• [What to work on]:
Some lines in the listing below may include the string "nWater". How many are there? Give only the number.
[start Data listing]
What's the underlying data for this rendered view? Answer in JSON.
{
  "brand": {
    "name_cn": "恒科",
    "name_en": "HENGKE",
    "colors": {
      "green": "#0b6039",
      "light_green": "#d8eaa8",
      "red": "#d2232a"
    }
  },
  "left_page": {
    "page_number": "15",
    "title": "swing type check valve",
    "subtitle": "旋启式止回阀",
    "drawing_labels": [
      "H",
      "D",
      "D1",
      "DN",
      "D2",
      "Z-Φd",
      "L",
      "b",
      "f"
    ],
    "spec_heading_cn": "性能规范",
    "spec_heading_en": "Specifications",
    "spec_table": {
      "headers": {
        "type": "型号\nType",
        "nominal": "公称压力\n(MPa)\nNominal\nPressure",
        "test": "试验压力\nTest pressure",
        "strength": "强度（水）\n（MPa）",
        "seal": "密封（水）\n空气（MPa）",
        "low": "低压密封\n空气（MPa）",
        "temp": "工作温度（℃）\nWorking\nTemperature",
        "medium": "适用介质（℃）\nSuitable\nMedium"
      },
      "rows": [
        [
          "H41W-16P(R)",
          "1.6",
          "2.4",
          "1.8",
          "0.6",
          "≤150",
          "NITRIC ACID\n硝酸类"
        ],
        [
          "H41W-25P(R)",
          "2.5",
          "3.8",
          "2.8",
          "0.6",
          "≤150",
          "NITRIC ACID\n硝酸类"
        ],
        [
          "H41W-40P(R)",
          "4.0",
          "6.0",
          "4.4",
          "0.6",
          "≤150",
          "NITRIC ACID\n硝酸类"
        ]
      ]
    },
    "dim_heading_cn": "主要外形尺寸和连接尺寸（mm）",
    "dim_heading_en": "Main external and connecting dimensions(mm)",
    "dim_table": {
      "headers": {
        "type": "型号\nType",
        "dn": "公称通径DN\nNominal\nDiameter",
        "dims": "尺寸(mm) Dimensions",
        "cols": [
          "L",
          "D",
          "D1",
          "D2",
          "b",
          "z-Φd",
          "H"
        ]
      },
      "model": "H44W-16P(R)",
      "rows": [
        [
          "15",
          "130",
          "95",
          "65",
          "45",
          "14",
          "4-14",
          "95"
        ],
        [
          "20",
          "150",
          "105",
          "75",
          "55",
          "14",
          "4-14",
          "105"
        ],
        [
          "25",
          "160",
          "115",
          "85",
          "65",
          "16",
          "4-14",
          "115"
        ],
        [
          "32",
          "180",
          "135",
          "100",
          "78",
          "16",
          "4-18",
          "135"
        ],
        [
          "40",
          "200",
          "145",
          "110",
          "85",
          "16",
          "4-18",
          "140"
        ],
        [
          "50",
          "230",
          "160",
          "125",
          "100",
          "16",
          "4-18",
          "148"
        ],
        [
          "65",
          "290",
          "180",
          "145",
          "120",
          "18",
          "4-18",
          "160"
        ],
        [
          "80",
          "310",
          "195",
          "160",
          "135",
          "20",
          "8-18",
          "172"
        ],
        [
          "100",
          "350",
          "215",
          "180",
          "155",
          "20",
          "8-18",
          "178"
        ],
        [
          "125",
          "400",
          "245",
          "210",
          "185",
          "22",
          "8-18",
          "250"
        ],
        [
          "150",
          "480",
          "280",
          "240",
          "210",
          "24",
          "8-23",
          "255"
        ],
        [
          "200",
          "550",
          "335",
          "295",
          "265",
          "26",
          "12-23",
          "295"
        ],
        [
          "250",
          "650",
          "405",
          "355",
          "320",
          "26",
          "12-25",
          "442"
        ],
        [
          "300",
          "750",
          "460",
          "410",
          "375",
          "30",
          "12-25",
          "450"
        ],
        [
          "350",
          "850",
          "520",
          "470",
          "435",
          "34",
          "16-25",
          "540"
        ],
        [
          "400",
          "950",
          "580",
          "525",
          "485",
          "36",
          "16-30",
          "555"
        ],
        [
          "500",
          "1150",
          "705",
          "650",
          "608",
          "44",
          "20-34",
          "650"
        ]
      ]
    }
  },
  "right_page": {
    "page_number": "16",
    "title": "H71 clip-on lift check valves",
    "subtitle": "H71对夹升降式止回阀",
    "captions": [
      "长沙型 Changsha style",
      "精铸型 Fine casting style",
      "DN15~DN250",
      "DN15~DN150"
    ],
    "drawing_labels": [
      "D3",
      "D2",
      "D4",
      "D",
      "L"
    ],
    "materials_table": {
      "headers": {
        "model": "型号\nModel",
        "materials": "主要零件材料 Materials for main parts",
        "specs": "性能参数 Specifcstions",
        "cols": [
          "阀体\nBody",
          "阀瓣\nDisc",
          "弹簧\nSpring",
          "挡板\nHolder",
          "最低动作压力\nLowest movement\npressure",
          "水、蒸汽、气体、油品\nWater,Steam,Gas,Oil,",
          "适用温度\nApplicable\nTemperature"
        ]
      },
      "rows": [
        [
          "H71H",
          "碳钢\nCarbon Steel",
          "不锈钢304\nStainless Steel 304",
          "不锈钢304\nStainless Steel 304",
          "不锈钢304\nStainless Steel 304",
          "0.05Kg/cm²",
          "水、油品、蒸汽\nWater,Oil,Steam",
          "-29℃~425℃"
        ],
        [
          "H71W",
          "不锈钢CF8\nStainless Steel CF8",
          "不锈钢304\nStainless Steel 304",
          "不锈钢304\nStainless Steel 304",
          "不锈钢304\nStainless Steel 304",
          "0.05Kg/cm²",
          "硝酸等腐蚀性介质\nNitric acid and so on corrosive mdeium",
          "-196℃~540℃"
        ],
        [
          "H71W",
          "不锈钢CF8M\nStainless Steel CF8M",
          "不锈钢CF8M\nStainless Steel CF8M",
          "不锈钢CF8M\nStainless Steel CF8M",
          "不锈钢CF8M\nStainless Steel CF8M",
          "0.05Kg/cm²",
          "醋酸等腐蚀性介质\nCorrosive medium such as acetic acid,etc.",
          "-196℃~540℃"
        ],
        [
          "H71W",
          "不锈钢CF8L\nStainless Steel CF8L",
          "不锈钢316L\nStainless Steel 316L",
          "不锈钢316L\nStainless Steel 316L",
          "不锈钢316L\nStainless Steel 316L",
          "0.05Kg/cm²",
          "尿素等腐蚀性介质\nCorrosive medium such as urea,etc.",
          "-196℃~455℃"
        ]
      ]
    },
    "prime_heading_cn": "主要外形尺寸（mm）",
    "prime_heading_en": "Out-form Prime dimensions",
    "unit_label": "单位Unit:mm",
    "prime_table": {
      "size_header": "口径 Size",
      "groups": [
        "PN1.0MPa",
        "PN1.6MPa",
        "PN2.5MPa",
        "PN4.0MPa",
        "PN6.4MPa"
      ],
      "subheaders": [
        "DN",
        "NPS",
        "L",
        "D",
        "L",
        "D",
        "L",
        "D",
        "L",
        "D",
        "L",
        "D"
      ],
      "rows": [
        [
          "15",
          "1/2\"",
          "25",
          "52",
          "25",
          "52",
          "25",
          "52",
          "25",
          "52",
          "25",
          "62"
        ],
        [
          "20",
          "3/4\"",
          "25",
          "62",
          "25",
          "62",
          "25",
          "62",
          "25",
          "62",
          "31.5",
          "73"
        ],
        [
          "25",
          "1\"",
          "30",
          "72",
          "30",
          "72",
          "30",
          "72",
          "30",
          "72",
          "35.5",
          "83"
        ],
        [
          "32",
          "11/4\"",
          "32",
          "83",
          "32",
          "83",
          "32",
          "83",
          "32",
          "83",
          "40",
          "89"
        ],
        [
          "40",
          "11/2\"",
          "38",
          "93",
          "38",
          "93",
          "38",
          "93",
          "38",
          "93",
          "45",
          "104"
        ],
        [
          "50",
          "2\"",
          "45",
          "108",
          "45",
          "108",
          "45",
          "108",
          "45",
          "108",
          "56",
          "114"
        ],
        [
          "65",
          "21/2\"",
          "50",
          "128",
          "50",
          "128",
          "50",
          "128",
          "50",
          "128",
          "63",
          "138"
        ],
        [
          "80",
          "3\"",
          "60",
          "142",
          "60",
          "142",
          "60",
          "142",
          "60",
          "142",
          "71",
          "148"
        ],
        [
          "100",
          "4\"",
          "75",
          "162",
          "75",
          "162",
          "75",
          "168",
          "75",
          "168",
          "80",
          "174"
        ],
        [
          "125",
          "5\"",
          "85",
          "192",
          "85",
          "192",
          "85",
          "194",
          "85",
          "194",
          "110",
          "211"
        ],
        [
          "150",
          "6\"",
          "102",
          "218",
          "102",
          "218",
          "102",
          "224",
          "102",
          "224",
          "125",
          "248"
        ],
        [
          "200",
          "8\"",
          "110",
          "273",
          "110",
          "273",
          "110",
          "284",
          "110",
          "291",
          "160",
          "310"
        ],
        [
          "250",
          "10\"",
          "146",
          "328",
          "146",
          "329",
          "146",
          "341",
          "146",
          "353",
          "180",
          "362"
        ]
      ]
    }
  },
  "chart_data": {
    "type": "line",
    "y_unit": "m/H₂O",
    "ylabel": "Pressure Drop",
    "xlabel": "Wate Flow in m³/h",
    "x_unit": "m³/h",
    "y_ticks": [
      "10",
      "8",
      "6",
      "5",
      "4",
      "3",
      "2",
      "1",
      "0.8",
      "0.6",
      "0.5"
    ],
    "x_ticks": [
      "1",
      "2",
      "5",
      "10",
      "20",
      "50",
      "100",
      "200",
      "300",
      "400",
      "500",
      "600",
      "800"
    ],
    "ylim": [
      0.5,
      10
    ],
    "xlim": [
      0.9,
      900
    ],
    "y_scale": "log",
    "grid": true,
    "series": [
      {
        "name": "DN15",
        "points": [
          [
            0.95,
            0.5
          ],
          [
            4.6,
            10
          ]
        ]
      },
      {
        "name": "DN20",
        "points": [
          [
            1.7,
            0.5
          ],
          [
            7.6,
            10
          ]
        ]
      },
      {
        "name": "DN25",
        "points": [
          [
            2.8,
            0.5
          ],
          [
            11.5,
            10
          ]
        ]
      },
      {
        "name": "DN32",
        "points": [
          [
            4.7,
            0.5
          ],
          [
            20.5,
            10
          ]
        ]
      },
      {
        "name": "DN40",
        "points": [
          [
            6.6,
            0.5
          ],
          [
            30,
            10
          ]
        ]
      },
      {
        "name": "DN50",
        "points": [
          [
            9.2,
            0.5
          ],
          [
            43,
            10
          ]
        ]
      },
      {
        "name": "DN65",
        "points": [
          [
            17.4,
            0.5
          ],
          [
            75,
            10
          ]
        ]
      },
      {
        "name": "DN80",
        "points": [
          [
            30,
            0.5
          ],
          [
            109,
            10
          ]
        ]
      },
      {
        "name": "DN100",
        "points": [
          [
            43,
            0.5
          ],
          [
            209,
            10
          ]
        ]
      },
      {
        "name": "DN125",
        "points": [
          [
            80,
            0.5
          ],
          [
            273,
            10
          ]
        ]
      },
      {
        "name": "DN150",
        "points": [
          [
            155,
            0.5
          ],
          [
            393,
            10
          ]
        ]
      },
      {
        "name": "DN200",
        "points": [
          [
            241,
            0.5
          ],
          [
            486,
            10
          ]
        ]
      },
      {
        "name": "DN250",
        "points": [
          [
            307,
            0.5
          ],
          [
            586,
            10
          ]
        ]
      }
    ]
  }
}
[end Data listing]
• [Problem solution]:
2